* [STORED RECORDS]:
begin

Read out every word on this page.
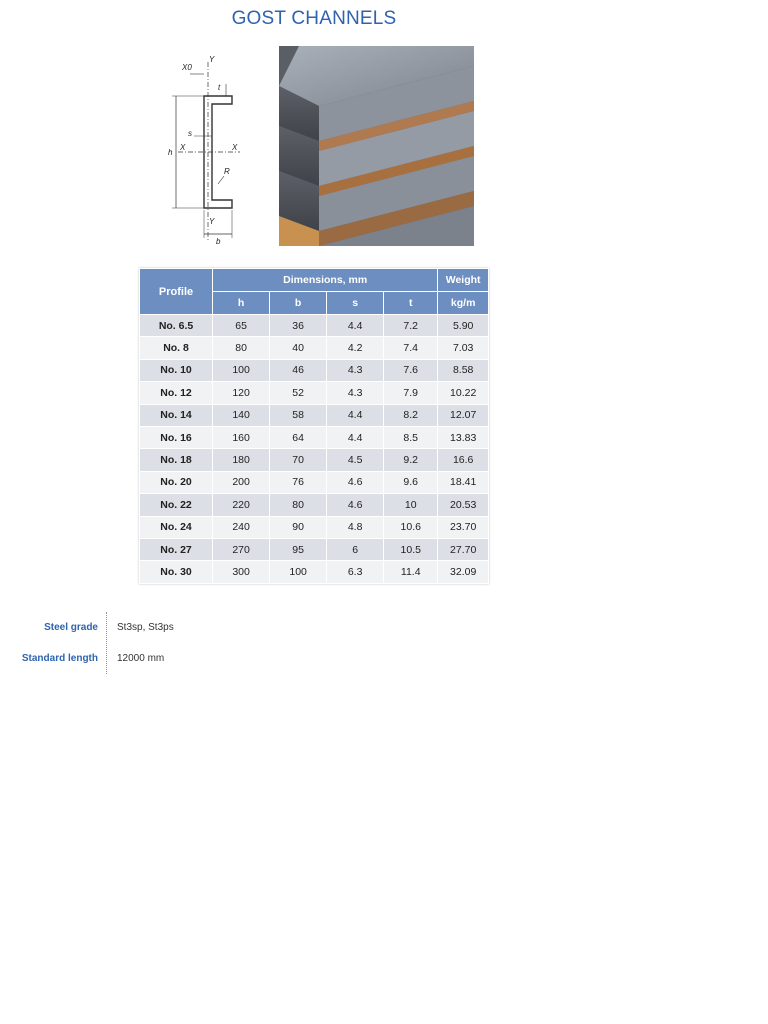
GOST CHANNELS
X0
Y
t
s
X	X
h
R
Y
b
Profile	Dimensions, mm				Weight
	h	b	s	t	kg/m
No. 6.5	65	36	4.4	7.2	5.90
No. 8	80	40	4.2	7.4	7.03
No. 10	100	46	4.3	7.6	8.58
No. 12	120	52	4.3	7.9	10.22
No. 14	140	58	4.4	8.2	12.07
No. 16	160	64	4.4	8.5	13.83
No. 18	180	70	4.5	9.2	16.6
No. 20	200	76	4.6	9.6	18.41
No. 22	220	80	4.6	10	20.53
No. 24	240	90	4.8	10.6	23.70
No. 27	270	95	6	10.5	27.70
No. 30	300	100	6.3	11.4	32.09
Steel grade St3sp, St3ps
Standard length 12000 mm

end
begin

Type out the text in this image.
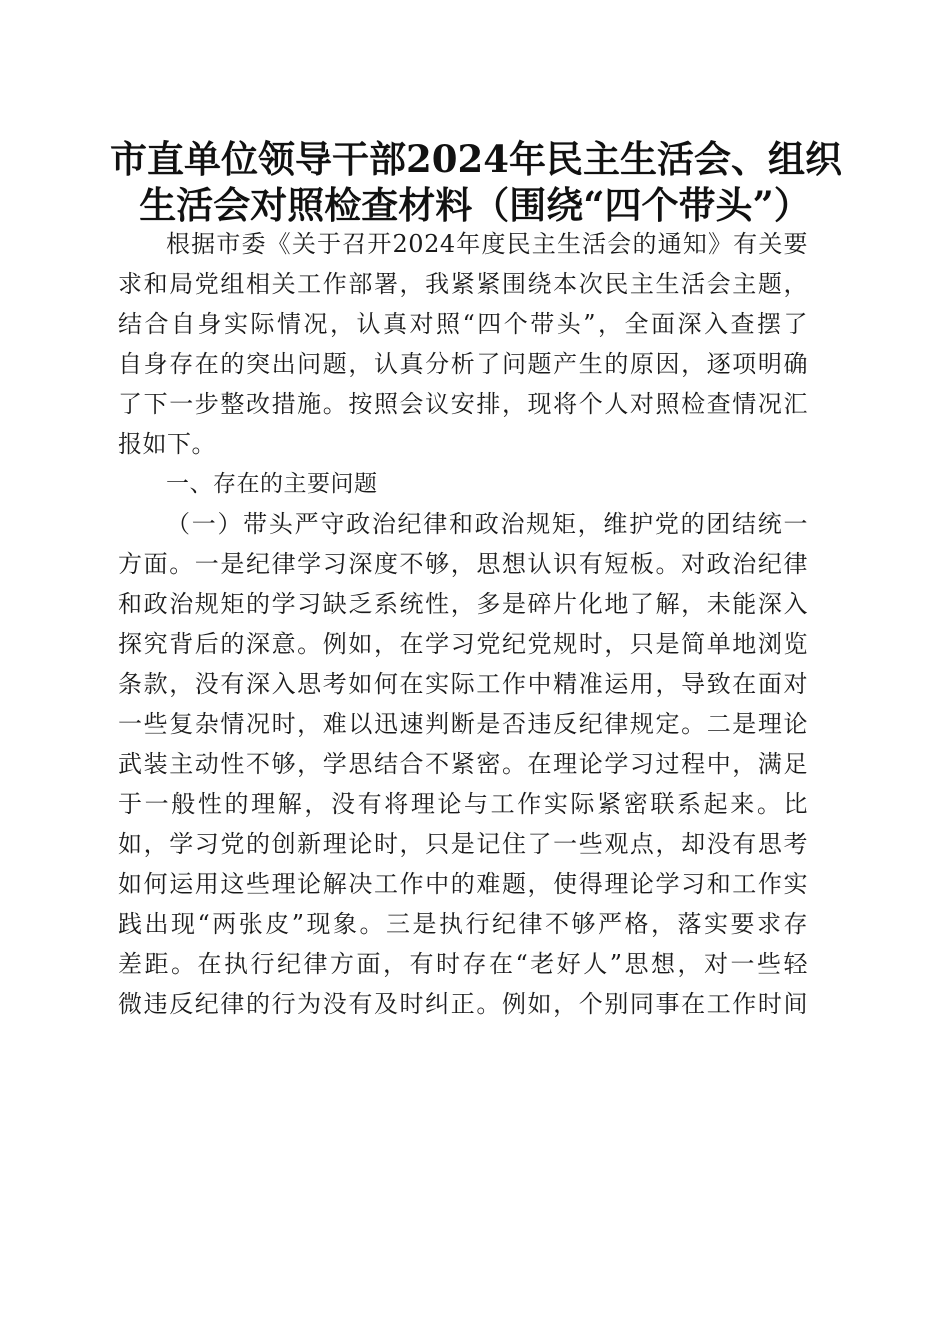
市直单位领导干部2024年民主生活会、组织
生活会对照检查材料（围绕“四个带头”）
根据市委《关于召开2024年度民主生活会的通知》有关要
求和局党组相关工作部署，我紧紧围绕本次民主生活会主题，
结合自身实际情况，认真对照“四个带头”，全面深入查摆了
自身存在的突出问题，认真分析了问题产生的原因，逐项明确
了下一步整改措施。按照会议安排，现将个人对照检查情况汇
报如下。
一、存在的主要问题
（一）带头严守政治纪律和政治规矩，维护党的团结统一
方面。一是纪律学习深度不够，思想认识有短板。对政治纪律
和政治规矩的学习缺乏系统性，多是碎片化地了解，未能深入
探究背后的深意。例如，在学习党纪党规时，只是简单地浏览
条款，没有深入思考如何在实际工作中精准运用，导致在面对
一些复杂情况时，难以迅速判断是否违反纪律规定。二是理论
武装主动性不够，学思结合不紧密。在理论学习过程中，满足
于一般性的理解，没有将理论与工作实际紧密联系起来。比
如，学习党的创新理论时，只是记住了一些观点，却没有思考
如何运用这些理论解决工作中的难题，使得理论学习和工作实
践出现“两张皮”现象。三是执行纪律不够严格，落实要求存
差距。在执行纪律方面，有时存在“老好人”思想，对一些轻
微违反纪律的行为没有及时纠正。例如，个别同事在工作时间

end

* [WRITTEN PROBLEM]:
In the entries above, find the lines containing the word "this" and say how many there are, with no other words.

* [ANSWER TO THE EXERCISE]:
2